(Beginning of Passage shown)
Another advantage of having everything vacuum sealed is that when you prepare your kit, you’re not rushed, and everything can be meticulously checked with a colleague, using a challenge-response checklist. When you open your kit in chaos, you can be confident that everything you need is there, laid out exactly the same way on a nice clean piece of plastic – and not a dirty floor. Disposing excess packaging reduces clutter around the patient. Whilst there is a cost associated with setting up such a system, there are savings too. You don’t end up throwing as much away. By using a checklist , you also have the ability to record the expiry date of a piece of kit on the outside of the module. You can either opt for having a store room with all the various modules vacuum sealed on a shelf to simply replace, or like me, you have a number of fully stocked bags always ready to go. I chose the latter, with three identical bergens allowing me the “luxury” of being able to offer one bag per polytrauma patient at a rural Road Traffic Collision.
Monitoring has always been a bulky problem. The solution has come about out of a novel community defibrillation project we initiated in West Cork. We wanted to equip every single off-duty member of the ambulance service with a patient monitor and defibrillator in the back of their private vehicle. With these professionals on a text alert system, we are able to go a long way to achieving a 10min response time in rural life or limb-threatening calls. Even the cheapest patient monitor, that conforms to the standards, costs €20k. By modularising everything into a sturdy waterproof case, ie purchasing SpO2, 12 lead ECG, defibrillator, BP cuff individually, we produced the same monitoring and defibrillation standard, in a far more rugged pack for a quarter of the price.
Moving forward, my single kit bag now includes all the monitoring and drugs required for an RSI or cardiac arrest, including waveform capnography and ECG! These are not new technologies, but smaller, cheaper items such as EMMA Capnography and Bluetooth-to-iOS ECG devices. I no longer have the heavy monitor or hands so full of equipment that I can’t safely climb a flight of stairs, let alone reach a child trapped in a mindboggling place! It helps create that clinical environment in a non-clinical area. If further “next step” critical care retrieval paraphernalia is required, such as a ventilator, blood warmer or syringe driver, this can be brought out from the car.
(End of Passage shown)
What the exercise asks: In the passage on prehospital kit, how many identical bergens does the writer keep ready?
(Beginning of Data under study)
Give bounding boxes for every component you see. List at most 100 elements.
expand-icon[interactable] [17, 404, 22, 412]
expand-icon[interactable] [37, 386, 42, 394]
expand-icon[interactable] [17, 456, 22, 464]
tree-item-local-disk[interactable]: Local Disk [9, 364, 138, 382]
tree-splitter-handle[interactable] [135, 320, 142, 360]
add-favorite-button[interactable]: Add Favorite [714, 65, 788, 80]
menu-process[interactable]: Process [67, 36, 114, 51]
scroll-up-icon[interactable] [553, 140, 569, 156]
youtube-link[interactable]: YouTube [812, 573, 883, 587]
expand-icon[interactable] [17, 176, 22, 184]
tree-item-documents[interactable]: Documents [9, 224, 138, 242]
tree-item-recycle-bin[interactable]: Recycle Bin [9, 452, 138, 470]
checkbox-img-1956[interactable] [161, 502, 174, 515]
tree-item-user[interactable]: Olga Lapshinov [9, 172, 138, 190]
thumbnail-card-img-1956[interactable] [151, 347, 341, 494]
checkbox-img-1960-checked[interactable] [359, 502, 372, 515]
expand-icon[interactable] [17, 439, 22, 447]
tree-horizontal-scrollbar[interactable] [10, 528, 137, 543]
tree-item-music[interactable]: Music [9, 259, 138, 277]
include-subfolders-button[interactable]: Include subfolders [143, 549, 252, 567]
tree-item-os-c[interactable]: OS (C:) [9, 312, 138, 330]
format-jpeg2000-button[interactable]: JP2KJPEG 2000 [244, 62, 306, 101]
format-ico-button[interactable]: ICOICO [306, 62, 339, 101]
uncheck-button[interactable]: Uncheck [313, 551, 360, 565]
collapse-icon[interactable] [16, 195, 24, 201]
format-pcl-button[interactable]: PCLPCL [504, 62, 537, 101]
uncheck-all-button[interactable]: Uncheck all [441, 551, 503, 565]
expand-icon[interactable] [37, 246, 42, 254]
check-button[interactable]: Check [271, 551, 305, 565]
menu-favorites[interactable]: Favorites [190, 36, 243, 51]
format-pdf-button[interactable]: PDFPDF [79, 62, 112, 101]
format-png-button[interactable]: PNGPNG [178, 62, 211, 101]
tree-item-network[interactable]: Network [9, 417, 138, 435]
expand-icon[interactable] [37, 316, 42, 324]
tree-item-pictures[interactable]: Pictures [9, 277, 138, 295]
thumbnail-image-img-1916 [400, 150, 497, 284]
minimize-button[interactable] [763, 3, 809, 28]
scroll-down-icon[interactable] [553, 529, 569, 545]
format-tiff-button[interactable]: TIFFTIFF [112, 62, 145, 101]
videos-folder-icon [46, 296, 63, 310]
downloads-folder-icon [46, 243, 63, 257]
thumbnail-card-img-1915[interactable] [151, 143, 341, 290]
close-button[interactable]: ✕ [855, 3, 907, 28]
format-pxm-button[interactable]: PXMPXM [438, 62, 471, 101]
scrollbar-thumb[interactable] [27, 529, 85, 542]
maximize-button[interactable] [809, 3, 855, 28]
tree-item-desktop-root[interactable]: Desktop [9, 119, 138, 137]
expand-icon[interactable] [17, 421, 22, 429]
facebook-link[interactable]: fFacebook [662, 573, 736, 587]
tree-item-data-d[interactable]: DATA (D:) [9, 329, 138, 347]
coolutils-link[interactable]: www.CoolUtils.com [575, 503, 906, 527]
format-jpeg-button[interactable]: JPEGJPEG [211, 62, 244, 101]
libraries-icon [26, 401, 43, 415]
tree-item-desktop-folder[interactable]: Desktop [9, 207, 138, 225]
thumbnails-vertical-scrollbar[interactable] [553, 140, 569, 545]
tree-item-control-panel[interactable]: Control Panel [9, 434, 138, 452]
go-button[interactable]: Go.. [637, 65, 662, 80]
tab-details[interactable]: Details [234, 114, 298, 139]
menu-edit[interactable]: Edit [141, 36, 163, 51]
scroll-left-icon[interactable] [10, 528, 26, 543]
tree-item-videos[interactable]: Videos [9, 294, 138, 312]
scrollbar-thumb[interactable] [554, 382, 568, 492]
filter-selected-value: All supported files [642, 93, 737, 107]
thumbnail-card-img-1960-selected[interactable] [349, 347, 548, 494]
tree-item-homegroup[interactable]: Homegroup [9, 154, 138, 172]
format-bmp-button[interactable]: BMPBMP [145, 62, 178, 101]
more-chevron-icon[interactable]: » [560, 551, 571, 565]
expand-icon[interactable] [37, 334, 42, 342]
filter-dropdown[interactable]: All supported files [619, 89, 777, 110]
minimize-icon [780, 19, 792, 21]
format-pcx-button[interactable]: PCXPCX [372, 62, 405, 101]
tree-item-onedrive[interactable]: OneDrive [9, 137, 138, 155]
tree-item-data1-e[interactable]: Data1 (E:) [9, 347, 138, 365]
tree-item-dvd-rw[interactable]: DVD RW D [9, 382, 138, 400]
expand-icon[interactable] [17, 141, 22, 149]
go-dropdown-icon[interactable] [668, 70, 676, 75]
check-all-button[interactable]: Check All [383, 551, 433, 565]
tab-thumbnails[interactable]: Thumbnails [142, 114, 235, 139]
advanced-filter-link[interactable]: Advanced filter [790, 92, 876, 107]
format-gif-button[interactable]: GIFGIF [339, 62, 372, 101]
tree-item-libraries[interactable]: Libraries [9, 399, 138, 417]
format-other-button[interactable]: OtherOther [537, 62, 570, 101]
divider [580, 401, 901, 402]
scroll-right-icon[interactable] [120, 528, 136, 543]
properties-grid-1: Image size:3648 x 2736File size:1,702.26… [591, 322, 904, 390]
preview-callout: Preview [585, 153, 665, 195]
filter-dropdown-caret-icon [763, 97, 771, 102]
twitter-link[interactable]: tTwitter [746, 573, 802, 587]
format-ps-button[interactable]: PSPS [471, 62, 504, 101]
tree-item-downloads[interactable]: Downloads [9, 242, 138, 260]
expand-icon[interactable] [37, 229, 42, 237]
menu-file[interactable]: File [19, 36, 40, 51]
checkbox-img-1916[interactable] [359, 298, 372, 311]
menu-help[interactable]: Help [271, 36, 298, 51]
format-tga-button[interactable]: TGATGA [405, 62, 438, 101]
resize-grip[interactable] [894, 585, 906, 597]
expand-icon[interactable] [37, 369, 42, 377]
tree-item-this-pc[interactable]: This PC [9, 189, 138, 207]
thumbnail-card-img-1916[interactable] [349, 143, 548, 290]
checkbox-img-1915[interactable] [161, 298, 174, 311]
(End of Data under study)
Task output: Three.